== The records ==

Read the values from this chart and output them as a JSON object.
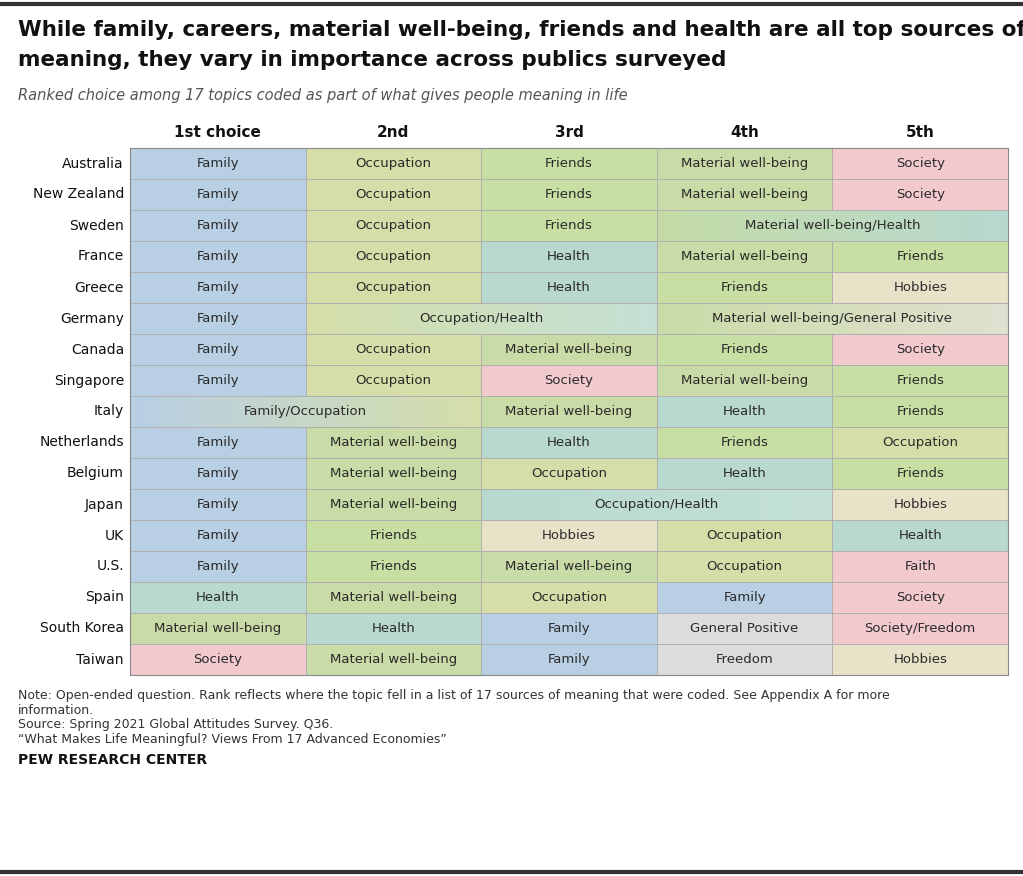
{
  "title_line1": "While family, careers, material well-being, friends and health are all top sources of",
  "title_line2": "meaning, they vary in importance across publics surveyed",
  "subtitle": "Ranked choice among 17 topics coded as part of what gives people meaning in life",
  "col_headers": [
    "1st choice",
    "2nd",
    "3rd",
    "4th",
    "5th"
  ],
  "countries": [
    "Australia",
    "New Zealand",
    "Sweden",
    "France",
    "Greece",
    "Germany",
    "Canada",
    "Singapore",
    "Italy",
    "Netherlands",
    "Belgium",
    "Japan",
    "UK",
    "U.S.",
    "Spain",
    "South Korea",
    "Taiwan"
  ],
  "cell_colors": [
    [
      "#b8cfe4",
      "#d5dea8",
      "#c8dfa4",
      "#c9dba6",
      "#f2cace"
    ],
    [
      "#b8cfe4",
      "#d5dea8",
      "#c8dfa4",
      "#c9dba6",
      "#f2cace"
    ],
    [
      "#b8cfe4",
      "#d5dea8",
      "#c8dfa4",
      "#c4e0d6",
      "#c4e0d6"
    ],
    [
      "#b8cfe4",
      "#d5dea8",
      "#b8d8d0",
      "#c9dba6",
      "#c8dfa4"
    ],
    [
      "#b8cfe4",
      "#d5dea8",
      "#b8d8d0",
      "#c8dfa4",
      "#e8e2c8"
    ],
    [
      "#b8cfe4",
      "#d5dea8",
      "#c4e0d6",
      "#c9dba6",
      "#e8e6d4"
    ],
    [
      "#b8cfe4",
      "#d5dea8",
      "#c9dba6",
      "#c8dfa4",
      "#f2cace"
    ],
    [
      "#b8cfe4",
      "#d5dea8",
      "#f2cace",
      "#c9dba6",
      "#c8dfa4"
    ],
    [
      "#b8cfe4",
      "#d5dea8",
      "#c9dba6",
      "#b8d8d0",
      "#c8dfa4"
    ],
    [
      "#b8cfe4",
      "#c9dba6",
      "#b8d8d0",
      "#c8dfa4",
      "#d5dea8"
    ],
    [
      "#b8cfe4",
      "#c9dba6",
      "#d5dea8",
      "#b8d8d0",
      "#c8dfa4"
    ],
    [
      "#b8cfe4",
      "#c9dba6",
      "#b8d8d0",
      "#c4e0d6",
      "#e8e2c8"
    ],
    [
      "#b8cfe4",
      "#c8dfa4",
      "#e8e2c8",
      "#d5dea8",
      "#b8d8d0"
    ],
    [
      "#b8cfe4",
      "#c8dfa4",
      "#c9dba6",
      "#d5dea8",
      "#f2cace"
    ],
    [
      "#b8d8d0",
      "#c9dba6",
      "#d5dea8",
      "#b8cfe4",
      "#f2cace"
    ],
    [
      "#c9dba6",
      "#b8d8d0",
      "#b8cfe4",
      "#dcdcdc",
      "#f2cace"
    ],
    [
      "#f2cace",
      "#c9dba6",
      "#b8cfe4",
      "#dcdcdc",
      "#e8e2c8"
    ]
  ],
  "row_structures": [
    [
      [
        0,
        1,
        "Family"
      ],
      [
        1,
        2,
        "Occupation"
      ],
      [
        2,
        3,
        "Friends"
      ],
      [
        3,
        4,
        "Material well-being"
      ],
      [
        4,
        5,
        "Society"
      ]
    ],
    [
      [
        0,
        1,
        "Family"
      ],
      [
        1,
        2,
        "Occupation"
      ],
      [
        2,
        3,
        "Friends"
      ],
      [
        3,
        4,
        "Material well-being"
      ],
      [
        4,
        5,
        "Society"
      ]
    ],
    [
      [
        0,
        1,
        "Family"
      ],
      [
        1,
        2,
        "Occupation"
      ],
      [
        2,
        3,
        "Friends"
      ],
      [
        3,
        5,
        "Material well-being/Health"
      ]
    ],
    [
      [
        0,
        1,
        "Family"
      ],
      [
        1,
        2,
        "Occupation"
      ],
      [
        2,
        3,
        "Health"
      ],
      [
        3,
        4,
        "Material well-being"
      ],
      [
        4,
        5,
        "Friends"
      ]
    ],
    [
      [
        0,
        1,
        "Family"
      ],
      [
        1,
        2,
        "Occupation"
      ],
      [
        2,
        3,
        "Health"
      ],
      [
        3,
        4,
        "Friends"
      ],
      [
        4,
        5,
        "Hobbies"
      ]
    ],
    [
      [
        0,
        1,
        "Family"
      ],
      [
        1,
        3,
        "Occupation/Health"
      ],
      [
        3,
        5,
        "Material well-being/General Positive"
      ]
    ],
    [
      [
        0,
        1,
        "Family"
      ],
      [
        1,
        2,
        "Occupation"
      ],
      [
        2,
        3,
        "Material well-being"
      ],
      [
        3,
        4,
        "Friends"
      ],
      [
        4,
        5,
        "Society"
      ]
    ],
    [
      [
        0,
        1,
        "Family"
      ],
      [
        1,
        2,
        "Occupation"
      ],
      [
        2,
        3,
        "Society"
      ],
      [
        3,
        4,
        "Material well-being"
      ],
      [
        4,
        5,
        "Friends"
      ]
    ],
    [
      [
        0,
        2,
        "Family/Occupation"
      ],
      [
        2,
        3,
        "Material well-being"
      ],
      [
        3,
        4,
        "Health"
      ],
      [
        4,
        5,
        "Friends"
      ]
    ],
    [
      [
        0,
        1,
        "Family"
      ],
      [
        1,
        2,
        "Material well-being"
      ],
      [
        2,
        3,
        "Health"
      ],
      [
        3,
        4,
        "Friends"
      ],
      [
        4,
        5,
        "Occupation"
      ]
    ],
    [
      [
        0,
        1,
        "Family"
      ],
      [
        1,
        2,
        "Material well-being"
      ],
      [
        2,
        3,
        "Occupation"
      ],
      [
        3,
        4,
        "Health"
      ],
      [
        4,
        5,
        "Friends"
      ]
    ],
    [
      [
        0,
        1,
        "Family"
      ],
      [
        1,
        2,
        "Material well-being"
      ],
      [
        2,
        4,
        "Occupation/Health"
      ],
      [
        4,
        5,
        "Hobbies"
      ]
    ],
    [
      [
        0,
        1,
        "Family"
      ],
      [
        1,
        2,
        "Friends"
      ],
      [
        2,
        3,
        "Hobbies"
      ],
      [
        3,
        4,
        "Occupation"
      ],
      [
        4,
        5,
        "Health"
      ]
    ],
    [
      [
        0,
        1,
        "Family"
      ],
      [
        1,
        2,
        "Friends"
      ],
      [
        2,
        3,
        "Material well-being"
      ],
      [
        3,
        4,
        "Occupation"
      ],
      [
        4,
        5,
        "Faith"
      ]
    ],
    [
      [
        0,
        1,
        "Health"
      ],
      [
        1,
        2,
        "Material well-being"
      ],
      [
        2,
        3,
        "Occupation"
      ],
      [
        3,
        4,
        "Family"
      ],
      [
        4,
        5,
        "Society"
      ]
    ],
    [
      [
        0,
        1,
        "Material well-being"
      ],
      [
        1,
        2,
        "Health"
      ],
      [
        2,
        3,
        "Family"
      ],
      [
        3,
        4,
        "General Positive"
      ],
      [
        4,
        5,
        "Society/Freedom"
      ]
    ],
    [
      [
        0,
        1,
        "Society"
      ],
      [
        1,
        2,
        "Material well-being"
      ],
      [
        2,
        3,
        "Family"
      ],
      [
        3,
        4,
        "Freedom"
      ],
      [
        4,
        5,
        "Hobbies"
      ]
    ]
  ],
  "gradient_cells": {
    "2_3": [
      "#c4dba6",
      "#b8d8d0"
    ],
    "5_1": [
      "#d5dea8",
      "#c4e0d6"
    ],
    "5_3": [
      "#c9dba6",
      "#e0e0d0"
    ],
    "8_0": [
      "#b8cfe4",
      "#d5dea8"
    ],
    "11_2": [
      "#b8d8d0",
      "#c4e0d6"
    ]
  },
  "note_lines": [
    "Note: Open-ended question. Rank reflects where the topic fell in a list of 17 sources of meaning that were coded. See Appendix A for more",
    "information.",
    "Source: Spring 2021 Global Attitudes Survey. Q36.",
    "“What Makes Life Meaningful? Views From 17 Advanced Economies”"
  ],
  "footer": "PEW RESEARCH CENTER",
  "bg_color": "#ffffff"
}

===

Find "Positive". Copy every line it occurs in.

* _Exercise response_
        "Material well-being/General Positive"
        "General Positive"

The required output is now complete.